_EXERCISE INSTRUCTIONS_
Make an exact copy of the lines below.

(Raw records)
------------------------------------

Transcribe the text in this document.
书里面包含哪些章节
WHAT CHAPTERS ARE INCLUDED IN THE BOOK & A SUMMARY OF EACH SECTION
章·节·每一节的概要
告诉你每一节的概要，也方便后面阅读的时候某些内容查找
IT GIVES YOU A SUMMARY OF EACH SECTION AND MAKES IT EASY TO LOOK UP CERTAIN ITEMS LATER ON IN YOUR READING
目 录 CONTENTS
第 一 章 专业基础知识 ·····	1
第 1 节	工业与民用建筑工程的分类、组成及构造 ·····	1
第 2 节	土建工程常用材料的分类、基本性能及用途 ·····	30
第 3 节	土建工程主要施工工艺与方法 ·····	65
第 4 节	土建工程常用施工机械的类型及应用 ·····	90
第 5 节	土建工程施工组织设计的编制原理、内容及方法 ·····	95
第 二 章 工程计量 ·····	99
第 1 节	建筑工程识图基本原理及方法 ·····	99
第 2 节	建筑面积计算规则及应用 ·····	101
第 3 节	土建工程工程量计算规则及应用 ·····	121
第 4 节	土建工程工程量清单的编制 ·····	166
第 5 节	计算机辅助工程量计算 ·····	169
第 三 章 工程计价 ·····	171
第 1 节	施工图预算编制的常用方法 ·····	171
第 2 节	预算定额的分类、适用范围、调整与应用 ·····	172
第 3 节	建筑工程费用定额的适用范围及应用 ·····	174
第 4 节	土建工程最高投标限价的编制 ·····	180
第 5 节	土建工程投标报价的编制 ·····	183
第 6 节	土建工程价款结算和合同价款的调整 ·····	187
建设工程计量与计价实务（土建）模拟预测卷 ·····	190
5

------------------------------------

_WRITTEN RESPONSE_
Transcribe the text in this document.
书里面包含哪些章节
WHAT CHAPTERS ARE INCLUDED IN THE BOOK & A SUMMARY OF EACH SECTION
章·节·每一节的概要
告诉你每一节的概要，也方便后面阅读的时候某些内容查找
IT GIVES YOU A SUMMARY OF EACH SECTION AND MAKES IT EASY TO LOOK UP CERTAIN ITEMS LATER ON IN YOUR READING
目 录 CONTENTS
第 一 章 专业基础知识 ·····	1
第 1 节	工业与民用建筑工程的分类、组成及构造 ·····	1
第 2 节	土建工程常用材料的分类、基本性能及用途 ·····	30
第 3 节	土建工程主要施工工艺与方法 ·····	65
第 4 节	土建工程常用施工机械的类型及应用 ·····	90
第 5 节	土建工程施工组织设计的编制原理、内容及方法 ·····	95
第 二 章 工程计量 ·····	99
第 1 节	建筑工程识图基本原理及方法 ·····	99
第 2 节	建筑面积计算规则及应用 ·····	101
第 3 节	土建工程工程量计算规则及应用 ·····	121
第 4 节	土建工程工程量清单的编制 ·····	166
第 5 节	计算机辅助工程量计算 ·····	169
第 三 章 工程计价 ·····	171
第 1 节	施工图预算编制的常用方法 ·····	171
第 2 节	预算定额的分类、适用范围、调整与应用 ·····	172
第 3 节	建筑工程费用定额的适用范围及应用 ·····	174
第 4 节	土建工程最高投标限价的编制 ·····	180
第 5 节	土建工程投标报价的编制 ·····	183
第 6 节	土建工程价款结算和合同价款的调整 ·····	187
建设工程计量与计价实务（土建）模拟预测卷 ·····	190
5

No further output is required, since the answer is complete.